> Exercise directions: List the lines of this listing that hold the word "data".

> The input:
-------------------------

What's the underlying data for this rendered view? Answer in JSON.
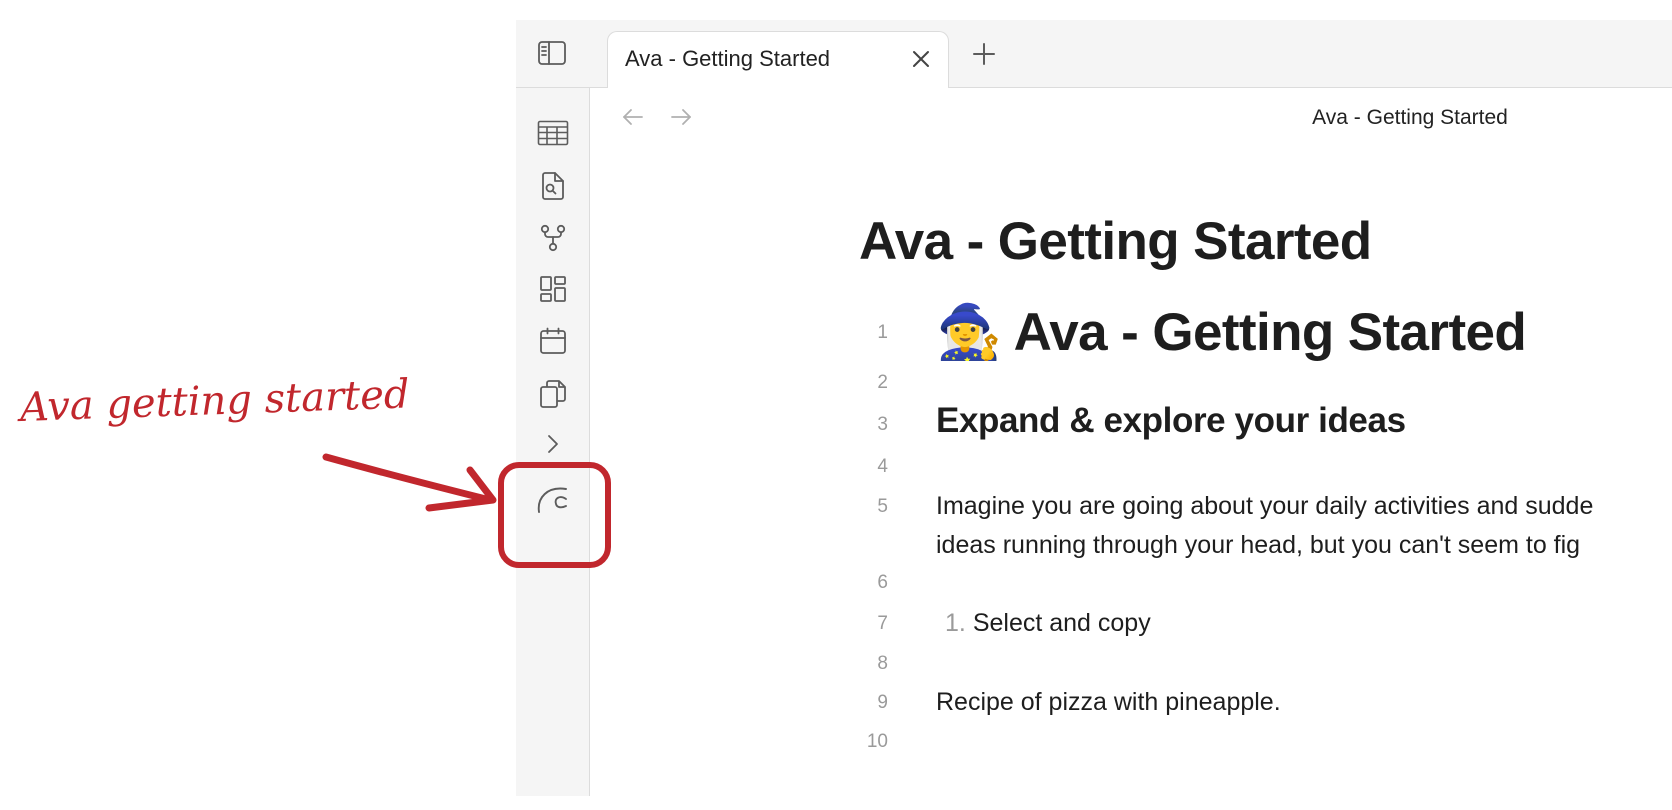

-------------------------

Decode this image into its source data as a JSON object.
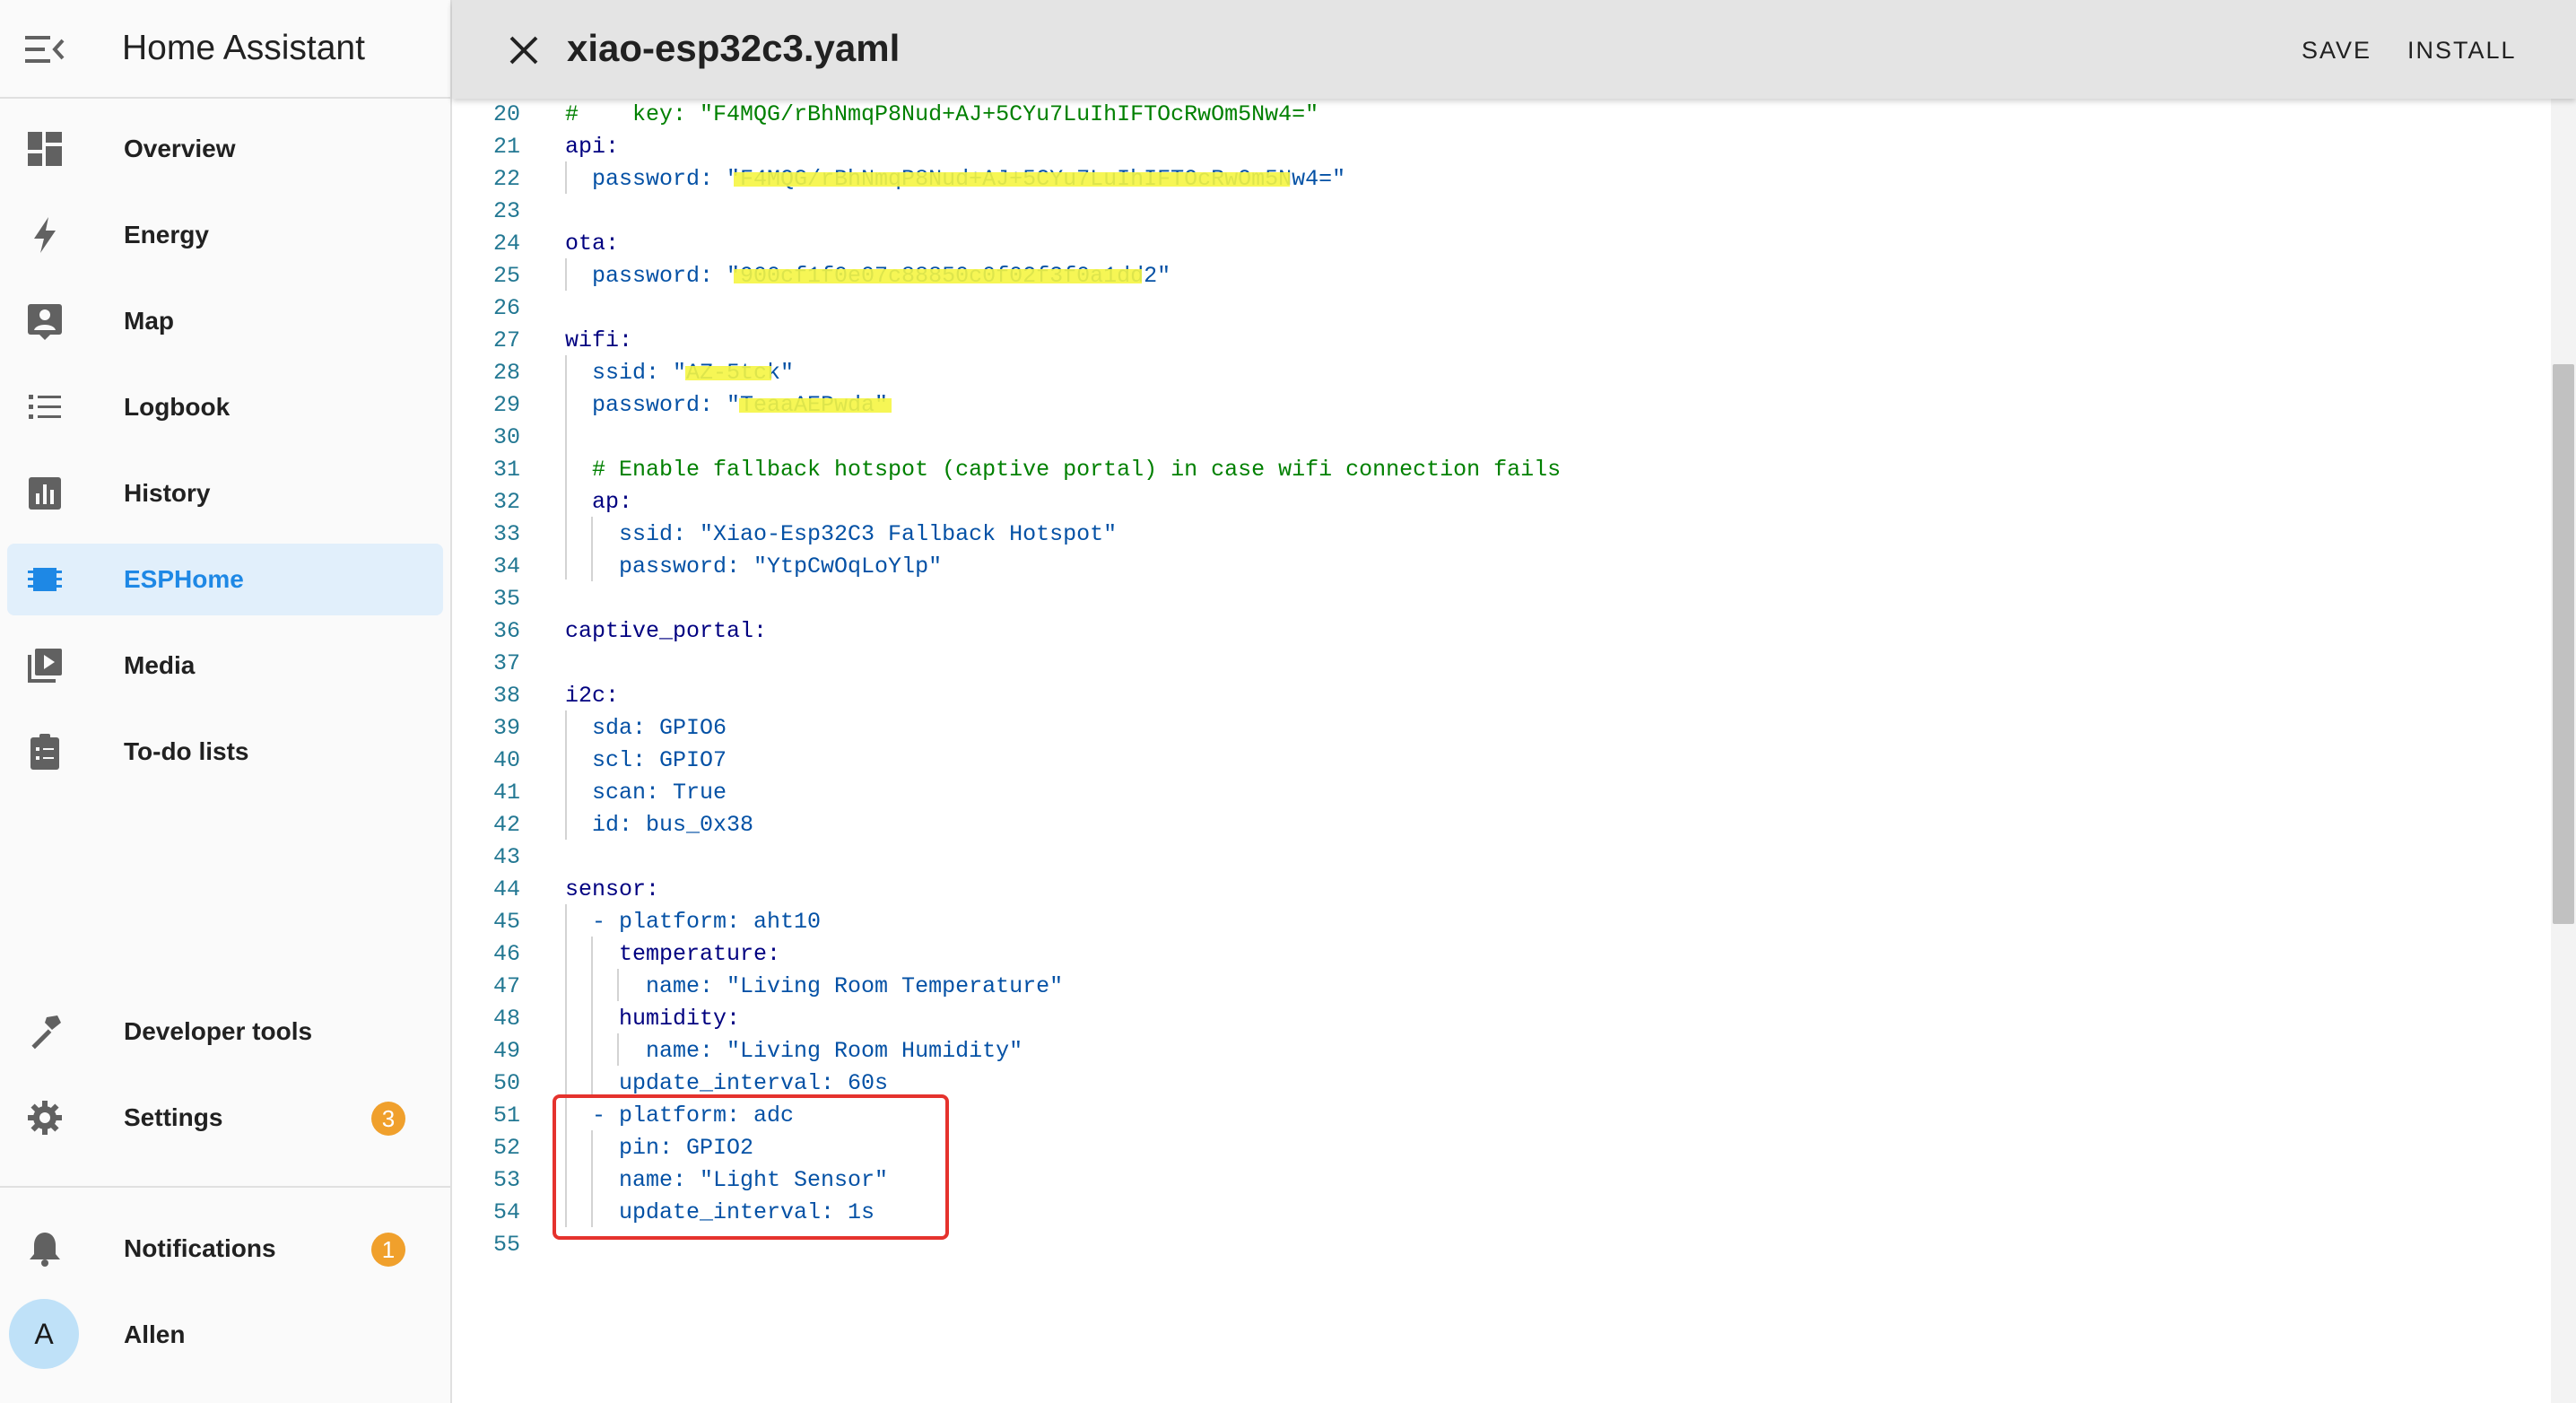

-------------------------

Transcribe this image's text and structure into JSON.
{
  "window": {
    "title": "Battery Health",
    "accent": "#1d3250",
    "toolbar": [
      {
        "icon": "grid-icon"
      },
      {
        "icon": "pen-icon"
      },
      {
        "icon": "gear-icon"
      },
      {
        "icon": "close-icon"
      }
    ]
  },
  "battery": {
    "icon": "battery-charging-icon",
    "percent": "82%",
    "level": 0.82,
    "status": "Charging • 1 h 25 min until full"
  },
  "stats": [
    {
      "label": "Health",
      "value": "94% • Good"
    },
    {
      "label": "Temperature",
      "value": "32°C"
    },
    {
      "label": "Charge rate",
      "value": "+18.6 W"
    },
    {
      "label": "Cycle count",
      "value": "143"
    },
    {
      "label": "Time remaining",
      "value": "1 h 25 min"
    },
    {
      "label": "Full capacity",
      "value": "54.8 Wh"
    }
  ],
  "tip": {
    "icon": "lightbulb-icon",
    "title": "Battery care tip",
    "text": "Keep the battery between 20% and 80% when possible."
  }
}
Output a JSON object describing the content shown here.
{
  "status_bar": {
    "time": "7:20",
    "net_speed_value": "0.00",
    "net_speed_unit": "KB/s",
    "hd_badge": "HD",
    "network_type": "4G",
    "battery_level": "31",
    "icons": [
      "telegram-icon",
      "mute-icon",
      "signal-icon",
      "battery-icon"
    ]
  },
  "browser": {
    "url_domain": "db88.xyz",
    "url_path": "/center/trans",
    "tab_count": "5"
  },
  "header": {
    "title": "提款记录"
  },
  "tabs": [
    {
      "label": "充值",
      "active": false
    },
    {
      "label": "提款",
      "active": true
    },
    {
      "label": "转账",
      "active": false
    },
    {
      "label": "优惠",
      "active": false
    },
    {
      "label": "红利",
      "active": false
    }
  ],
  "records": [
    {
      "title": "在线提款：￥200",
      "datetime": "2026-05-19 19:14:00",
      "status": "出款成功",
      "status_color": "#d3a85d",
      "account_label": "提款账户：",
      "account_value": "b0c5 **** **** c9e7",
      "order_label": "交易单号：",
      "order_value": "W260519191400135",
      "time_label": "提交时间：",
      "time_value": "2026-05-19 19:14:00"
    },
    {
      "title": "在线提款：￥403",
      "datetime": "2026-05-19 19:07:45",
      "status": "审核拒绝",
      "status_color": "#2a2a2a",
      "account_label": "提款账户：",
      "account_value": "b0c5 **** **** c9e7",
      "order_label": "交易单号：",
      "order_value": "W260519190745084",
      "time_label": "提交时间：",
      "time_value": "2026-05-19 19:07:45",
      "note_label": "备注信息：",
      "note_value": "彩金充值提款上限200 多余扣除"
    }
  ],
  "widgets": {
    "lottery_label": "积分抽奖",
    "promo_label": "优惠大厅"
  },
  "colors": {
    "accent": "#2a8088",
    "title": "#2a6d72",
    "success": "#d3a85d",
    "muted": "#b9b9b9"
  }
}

-------------------------

> Solved exercise:
What's the underlying data for this rendered view? Answer in JSON.
Decode this image into its source data as a JSON object.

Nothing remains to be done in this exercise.